--- Extracted data ---
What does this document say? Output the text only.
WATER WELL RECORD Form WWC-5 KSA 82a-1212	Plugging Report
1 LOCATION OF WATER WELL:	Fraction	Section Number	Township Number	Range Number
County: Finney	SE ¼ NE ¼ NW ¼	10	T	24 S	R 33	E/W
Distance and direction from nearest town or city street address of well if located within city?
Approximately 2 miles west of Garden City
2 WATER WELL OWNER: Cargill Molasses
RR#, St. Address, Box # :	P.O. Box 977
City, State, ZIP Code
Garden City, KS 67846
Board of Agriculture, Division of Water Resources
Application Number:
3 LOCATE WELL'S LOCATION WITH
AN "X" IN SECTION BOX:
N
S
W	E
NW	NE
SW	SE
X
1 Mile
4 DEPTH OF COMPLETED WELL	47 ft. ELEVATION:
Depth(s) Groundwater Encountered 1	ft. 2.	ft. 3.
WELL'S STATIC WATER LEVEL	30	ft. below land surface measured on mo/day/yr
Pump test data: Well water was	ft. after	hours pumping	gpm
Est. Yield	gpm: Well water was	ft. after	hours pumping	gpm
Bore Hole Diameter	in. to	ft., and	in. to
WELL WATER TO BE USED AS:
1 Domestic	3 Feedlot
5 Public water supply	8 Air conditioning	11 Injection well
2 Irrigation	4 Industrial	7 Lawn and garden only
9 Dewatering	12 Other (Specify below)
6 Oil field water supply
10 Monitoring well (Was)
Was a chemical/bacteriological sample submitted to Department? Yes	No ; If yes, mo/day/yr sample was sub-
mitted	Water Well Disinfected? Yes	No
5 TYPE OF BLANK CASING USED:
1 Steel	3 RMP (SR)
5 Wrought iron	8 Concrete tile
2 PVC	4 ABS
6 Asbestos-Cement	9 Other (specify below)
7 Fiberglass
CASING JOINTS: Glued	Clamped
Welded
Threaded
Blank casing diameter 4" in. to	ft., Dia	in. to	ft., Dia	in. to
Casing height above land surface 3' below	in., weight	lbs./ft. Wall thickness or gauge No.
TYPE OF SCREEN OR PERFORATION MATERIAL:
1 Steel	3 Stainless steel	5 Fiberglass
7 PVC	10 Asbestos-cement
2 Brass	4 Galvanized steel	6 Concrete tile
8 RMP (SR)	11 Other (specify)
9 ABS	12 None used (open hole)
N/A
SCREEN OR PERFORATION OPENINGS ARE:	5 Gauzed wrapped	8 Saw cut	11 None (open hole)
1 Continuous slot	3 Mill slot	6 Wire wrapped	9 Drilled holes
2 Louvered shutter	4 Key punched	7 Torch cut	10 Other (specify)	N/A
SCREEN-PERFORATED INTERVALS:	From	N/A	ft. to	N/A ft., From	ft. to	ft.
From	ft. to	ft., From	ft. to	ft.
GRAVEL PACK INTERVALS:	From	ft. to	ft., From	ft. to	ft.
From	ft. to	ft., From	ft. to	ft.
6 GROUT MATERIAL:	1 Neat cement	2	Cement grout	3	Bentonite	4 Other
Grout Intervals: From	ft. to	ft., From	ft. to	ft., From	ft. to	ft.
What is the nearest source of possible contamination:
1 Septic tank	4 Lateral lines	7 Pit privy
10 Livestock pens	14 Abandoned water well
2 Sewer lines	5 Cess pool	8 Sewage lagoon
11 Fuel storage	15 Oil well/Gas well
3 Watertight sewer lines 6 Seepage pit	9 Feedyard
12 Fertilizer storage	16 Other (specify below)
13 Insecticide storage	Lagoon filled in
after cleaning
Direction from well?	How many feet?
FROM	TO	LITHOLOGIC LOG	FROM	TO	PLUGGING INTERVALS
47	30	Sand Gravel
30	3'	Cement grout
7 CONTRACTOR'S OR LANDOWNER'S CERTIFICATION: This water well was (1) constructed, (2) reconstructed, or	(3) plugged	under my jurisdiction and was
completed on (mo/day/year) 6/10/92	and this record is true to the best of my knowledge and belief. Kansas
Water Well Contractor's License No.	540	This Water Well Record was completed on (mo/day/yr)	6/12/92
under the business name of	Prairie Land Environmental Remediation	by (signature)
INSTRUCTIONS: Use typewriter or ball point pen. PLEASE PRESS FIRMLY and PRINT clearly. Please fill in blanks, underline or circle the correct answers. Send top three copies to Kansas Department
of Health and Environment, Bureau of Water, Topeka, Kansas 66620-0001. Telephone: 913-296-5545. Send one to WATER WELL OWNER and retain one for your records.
---
Problem
Exactly how many lines in the data above contain the word "Fiberglass"? Respond with the number and nothing more.

Solution below
2